— BEGIN DATA FOR THIS EXERCISE —

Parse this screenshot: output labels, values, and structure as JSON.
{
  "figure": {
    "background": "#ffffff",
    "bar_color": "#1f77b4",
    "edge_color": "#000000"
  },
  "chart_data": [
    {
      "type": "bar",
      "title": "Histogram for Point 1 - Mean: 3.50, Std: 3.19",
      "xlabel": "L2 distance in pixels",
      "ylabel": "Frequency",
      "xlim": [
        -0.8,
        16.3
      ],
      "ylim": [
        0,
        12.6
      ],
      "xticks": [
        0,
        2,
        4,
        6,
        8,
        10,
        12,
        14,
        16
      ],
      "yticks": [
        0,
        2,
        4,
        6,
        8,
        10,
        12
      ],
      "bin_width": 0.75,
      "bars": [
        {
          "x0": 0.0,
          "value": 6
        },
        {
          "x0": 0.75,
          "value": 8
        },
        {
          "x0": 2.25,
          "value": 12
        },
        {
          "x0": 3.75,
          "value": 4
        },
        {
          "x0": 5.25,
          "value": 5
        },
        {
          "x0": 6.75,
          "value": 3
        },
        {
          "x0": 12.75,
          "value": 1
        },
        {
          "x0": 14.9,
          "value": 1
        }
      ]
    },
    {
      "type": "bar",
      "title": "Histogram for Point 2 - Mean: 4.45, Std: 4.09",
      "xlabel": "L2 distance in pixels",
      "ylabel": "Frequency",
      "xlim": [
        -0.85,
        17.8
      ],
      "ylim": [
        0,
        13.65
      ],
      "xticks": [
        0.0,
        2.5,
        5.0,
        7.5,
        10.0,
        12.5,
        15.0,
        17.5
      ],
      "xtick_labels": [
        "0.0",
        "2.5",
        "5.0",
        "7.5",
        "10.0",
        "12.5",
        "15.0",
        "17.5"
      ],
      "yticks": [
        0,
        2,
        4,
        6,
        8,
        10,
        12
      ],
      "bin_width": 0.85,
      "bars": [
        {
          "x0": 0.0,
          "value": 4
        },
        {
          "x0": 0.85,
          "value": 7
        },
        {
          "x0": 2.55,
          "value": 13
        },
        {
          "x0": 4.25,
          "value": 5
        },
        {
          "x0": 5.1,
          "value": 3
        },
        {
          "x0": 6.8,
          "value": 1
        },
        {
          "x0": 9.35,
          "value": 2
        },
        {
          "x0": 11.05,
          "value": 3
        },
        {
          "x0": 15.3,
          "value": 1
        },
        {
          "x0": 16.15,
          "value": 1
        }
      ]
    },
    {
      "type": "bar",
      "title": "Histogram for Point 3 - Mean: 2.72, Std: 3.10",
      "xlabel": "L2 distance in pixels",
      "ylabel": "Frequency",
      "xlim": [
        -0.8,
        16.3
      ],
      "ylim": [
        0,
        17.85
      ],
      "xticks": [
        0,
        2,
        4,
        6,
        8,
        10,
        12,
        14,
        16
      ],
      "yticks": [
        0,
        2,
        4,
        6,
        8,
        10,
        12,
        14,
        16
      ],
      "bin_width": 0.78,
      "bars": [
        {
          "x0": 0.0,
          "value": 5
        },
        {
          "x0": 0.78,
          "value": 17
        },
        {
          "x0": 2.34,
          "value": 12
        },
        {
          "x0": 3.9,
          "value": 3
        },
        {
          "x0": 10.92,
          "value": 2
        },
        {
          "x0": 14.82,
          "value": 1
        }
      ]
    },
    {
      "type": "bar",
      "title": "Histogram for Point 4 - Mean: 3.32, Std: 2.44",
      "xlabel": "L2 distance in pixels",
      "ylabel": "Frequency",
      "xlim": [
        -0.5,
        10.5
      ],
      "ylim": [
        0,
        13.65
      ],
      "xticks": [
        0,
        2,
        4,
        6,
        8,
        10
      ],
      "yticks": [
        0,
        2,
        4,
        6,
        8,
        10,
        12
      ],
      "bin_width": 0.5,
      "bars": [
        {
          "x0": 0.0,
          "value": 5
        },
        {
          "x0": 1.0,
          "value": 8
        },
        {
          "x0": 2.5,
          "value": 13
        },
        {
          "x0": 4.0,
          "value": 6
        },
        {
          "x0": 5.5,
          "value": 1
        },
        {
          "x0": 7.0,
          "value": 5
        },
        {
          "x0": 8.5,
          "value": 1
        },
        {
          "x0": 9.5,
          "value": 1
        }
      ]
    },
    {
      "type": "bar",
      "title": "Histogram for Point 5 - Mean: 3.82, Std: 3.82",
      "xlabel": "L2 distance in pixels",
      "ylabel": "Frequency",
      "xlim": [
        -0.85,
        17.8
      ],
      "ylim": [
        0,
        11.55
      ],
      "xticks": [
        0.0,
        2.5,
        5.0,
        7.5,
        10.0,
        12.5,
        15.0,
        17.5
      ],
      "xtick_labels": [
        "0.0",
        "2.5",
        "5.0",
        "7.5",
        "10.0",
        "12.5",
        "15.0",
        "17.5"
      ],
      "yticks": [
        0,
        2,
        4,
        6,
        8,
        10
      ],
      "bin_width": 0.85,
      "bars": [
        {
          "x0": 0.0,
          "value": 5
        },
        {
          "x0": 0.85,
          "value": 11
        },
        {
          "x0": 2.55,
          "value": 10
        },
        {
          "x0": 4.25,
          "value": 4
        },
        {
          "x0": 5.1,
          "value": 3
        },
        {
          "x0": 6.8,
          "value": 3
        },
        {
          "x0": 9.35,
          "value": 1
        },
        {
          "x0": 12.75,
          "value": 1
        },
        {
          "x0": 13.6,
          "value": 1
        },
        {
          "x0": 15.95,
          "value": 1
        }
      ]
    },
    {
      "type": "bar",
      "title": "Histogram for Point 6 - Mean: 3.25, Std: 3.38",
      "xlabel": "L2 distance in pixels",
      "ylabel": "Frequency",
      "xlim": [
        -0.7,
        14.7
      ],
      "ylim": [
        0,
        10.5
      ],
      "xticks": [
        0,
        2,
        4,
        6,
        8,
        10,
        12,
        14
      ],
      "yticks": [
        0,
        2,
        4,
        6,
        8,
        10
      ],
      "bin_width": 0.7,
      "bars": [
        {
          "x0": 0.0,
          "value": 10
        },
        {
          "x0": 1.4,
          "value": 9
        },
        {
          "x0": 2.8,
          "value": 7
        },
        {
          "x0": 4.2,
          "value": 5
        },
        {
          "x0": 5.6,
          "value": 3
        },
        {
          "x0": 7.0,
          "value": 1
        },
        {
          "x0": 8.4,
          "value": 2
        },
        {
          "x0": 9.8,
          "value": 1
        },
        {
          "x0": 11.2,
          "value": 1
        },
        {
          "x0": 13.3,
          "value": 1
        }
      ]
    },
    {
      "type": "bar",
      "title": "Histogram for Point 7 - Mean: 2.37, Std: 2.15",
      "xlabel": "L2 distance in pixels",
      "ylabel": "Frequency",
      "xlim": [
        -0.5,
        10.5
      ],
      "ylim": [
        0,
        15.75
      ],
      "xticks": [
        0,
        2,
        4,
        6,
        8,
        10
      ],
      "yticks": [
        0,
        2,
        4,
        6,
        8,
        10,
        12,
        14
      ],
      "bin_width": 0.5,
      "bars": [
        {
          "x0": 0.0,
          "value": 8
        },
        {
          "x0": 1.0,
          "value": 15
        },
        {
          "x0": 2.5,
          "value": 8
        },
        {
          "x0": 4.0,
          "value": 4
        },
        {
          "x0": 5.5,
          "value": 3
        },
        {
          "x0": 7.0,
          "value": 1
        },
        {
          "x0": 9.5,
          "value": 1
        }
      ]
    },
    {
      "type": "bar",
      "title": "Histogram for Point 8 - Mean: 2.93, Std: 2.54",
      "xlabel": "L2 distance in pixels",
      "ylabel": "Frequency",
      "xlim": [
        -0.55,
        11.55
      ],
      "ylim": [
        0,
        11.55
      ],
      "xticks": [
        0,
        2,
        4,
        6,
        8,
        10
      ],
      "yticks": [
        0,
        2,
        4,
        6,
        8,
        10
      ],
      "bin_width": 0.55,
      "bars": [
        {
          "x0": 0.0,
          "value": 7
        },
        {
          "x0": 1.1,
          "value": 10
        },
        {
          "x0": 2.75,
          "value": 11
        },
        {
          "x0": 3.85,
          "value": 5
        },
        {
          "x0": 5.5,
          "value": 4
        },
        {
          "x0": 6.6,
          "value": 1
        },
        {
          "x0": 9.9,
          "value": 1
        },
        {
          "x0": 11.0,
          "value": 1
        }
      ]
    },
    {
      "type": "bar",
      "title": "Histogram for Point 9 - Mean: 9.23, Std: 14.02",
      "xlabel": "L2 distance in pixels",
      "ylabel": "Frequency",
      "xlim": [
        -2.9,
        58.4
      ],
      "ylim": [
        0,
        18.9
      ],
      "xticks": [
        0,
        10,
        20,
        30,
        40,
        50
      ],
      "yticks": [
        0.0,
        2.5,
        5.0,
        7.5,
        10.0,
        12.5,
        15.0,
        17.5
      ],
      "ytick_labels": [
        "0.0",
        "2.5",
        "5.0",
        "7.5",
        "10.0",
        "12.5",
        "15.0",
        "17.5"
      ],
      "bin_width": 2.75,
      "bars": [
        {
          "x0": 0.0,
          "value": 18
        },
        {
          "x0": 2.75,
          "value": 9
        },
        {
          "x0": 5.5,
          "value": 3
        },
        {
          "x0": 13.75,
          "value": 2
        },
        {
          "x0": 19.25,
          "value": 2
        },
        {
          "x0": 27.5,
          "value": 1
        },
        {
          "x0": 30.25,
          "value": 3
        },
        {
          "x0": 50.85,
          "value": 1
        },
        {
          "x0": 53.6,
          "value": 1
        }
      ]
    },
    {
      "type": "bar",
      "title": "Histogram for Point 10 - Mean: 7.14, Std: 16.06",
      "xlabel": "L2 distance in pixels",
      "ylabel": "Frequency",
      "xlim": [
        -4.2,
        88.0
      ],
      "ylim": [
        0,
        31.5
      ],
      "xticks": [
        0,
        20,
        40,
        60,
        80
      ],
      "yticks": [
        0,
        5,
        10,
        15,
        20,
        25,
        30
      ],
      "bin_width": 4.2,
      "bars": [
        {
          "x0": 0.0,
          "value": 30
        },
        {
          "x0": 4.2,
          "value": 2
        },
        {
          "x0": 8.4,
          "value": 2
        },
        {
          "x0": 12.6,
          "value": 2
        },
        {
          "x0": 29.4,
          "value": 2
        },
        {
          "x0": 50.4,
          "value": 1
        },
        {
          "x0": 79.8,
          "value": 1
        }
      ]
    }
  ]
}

— END DATA FOR THIS EXERCISE —

PROBLEM TO SOLVE |
Copy every line of the listing where the word "Mean" appears.

FINISHED ANSWER |
      "title": "Histogram for Point 1 - Mean: 3.50, Std: 3.19",
      "title": "Histogram for Point 2 - Mean: 4.45, Std: 4.09",
      "title": "Histogram for Point 3 - Mean: 2.72, Std: 3.10",
      "title": "Histogram for Point 4 - Mean: 3.32, Std: 2.44",
      "title": "Histogram for Point 5 - Mean: 3.82, Std: 3.82",
      "title": "Histogram for Point 6 - Mean: 3.25, Std: 3.38",
      "title": "Histogram for Point 7 - Mean: 2.37, Std: 2.15",
      "title": "Histogram for Point 8 - Mean: 2.93, Std: 2.54",
      "title": "Histogram for Point 9 - Mean: 9.23, Std: 14.02",
      "title": "Histogram for Point 10 - Mean: 7.14, Std: 16.06",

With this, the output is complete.